§ Stated goal: Filter the records below and copy every line containing the word "this".

**** Records for the task ****

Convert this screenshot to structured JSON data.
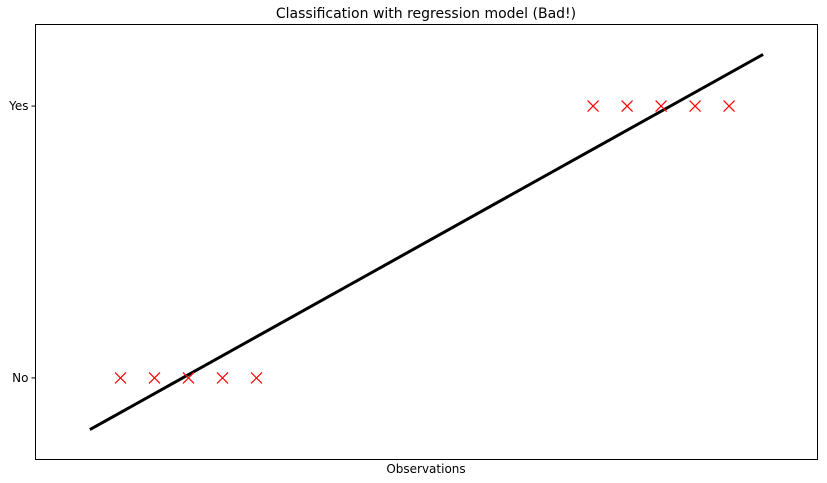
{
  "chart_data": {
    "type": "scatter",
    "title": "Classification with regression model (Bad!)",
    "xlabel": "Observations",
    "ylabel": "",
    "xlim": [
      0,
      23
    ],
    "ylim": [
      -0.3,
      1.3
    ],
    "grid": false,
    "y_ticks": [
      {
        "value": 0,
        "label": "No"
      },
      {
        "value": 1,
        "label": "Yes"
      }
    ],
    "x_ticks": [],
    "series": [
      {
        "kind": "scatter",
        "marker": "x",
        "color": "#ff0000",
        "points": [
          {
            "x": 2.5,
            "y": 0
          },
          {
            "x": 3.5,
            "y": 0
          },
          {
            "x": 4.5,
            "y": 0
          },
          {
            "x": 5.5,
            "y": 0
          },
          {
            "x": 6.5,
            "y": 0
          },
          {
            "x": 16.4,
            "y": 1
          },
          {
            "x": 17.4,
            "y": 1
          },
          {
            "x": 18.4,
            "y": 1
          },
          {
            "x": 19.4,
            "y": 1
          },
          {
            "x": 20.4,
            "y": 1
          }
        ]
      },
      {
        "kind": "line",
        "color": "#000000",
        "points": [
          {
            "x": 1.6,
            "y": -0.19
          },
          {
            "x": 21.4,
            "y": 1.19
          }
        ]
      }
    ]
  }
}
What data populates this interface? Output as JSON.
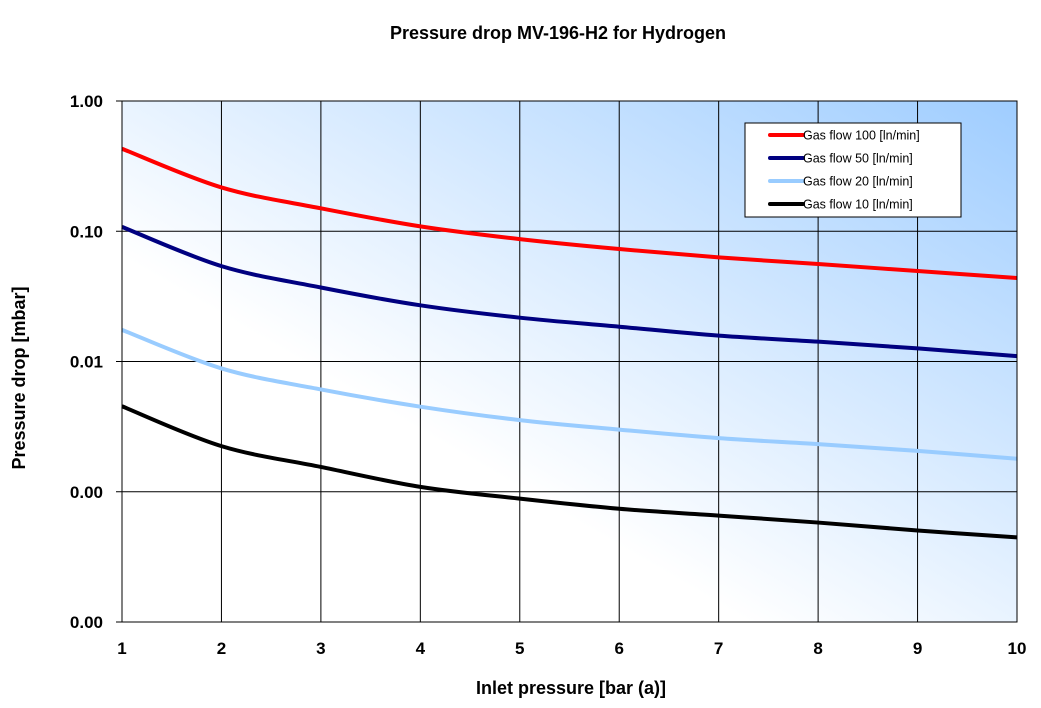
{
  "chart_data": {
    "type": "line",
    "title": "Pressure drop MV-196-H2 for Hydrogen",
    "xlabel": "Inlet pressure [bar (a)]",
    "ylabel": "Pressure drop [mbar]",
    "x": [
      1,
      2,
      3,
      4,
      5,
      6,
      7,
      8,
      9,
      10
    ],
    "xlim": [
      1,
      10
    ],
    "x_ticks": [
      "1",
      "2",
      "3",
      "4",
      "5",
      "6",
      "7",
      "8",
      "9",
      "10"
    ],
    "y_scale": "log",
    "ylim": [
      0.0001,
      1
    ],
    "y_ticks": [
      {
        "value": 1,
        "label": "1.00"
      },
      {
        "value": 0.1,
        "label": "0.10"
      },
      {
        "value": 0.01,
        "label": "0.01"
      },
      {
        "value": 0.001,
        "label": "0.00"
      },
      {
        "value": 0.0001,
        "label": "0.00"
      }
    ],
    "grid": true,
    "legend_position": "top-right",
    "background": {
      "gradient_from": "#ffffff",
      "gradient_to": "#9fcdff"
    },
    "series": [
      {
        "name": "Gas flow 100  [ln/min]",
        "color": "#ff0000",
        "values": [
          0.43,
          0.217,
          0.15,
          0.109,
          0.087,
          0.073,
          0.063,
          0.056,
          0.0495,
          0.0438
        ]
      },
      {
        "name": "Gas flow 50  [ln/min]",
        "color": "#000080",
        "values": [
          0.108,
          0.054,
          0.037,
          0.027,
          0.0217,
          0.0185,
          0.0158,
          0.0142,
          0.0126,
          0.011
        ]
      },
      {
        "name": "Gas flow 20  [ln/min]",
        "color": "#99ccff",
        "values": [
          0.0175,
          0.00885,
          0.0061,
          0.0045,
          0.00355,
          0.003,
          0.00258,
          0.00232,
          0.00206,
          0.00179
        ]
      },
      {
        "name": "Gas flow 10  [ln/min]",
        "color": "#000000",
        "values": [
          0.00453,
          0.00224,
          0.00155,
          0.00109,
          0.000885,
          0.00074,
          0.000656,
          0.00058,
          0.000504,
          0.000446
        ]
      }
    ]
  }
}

****
**** Records for the task ****

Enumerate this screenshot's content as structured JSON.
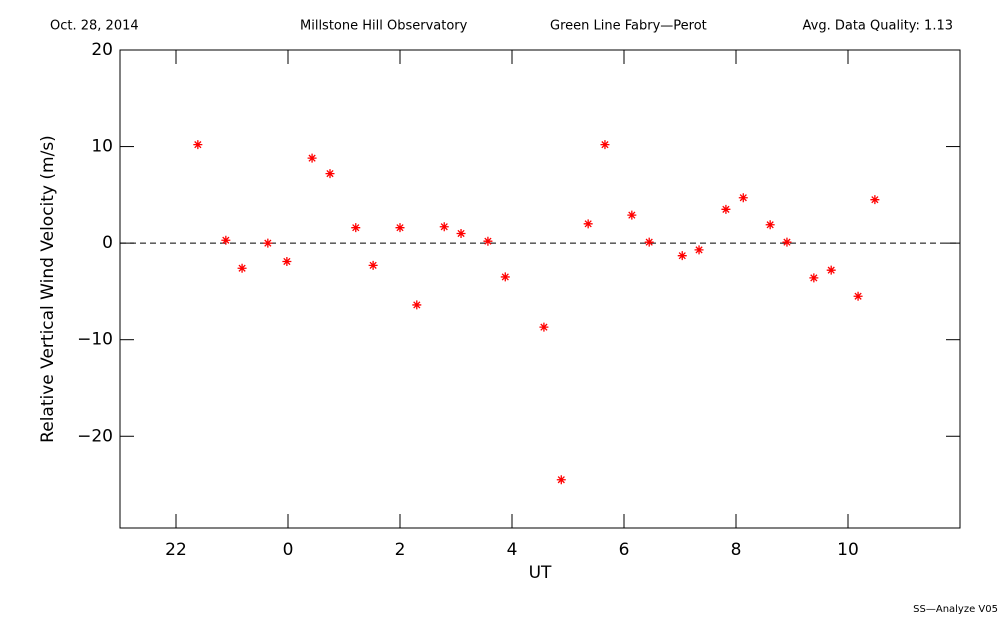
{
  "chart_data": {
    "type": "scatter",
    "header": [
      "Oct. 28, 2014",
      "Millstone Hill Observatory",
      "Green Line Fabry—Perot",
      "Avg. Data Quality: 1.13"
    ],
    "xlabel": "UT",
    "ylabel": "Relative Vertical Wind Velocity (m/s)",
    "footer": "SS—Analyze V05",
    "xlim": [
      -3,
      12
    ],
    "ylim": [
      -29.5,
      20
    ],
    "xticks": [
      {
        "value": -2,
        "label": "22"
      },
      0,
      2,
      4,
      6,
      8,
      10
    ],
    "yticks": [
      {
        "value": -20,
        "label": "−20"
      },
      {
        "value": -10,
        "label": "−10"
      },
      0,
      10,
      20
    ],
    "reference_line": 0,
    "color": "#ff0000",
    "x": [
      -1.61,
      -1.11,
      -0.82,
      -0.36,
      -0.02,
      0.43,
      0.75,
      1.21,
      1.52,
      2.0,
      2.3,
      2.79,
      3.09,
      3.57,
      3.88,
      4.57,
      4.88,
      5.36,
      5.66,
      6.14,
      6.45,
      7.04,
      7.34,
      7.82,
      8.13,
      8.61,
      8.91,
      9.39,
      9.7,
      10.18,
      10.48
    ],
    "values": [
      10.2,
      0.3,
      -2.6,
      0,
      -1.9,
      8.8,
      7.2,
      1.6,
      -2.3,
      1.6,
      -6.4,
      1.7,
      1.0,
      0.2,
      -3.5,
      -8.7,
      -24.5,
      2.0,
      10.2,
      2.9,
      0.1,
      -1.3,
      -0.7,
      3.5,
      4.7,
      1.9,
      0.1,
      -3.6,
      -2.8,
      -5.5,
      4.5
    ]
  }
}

****

§ Result of the task:
Convert this screenshot to structured JSON data.
What data populates this interface? Output as JSON.
Enumerate this screenshot's content as structured JSON.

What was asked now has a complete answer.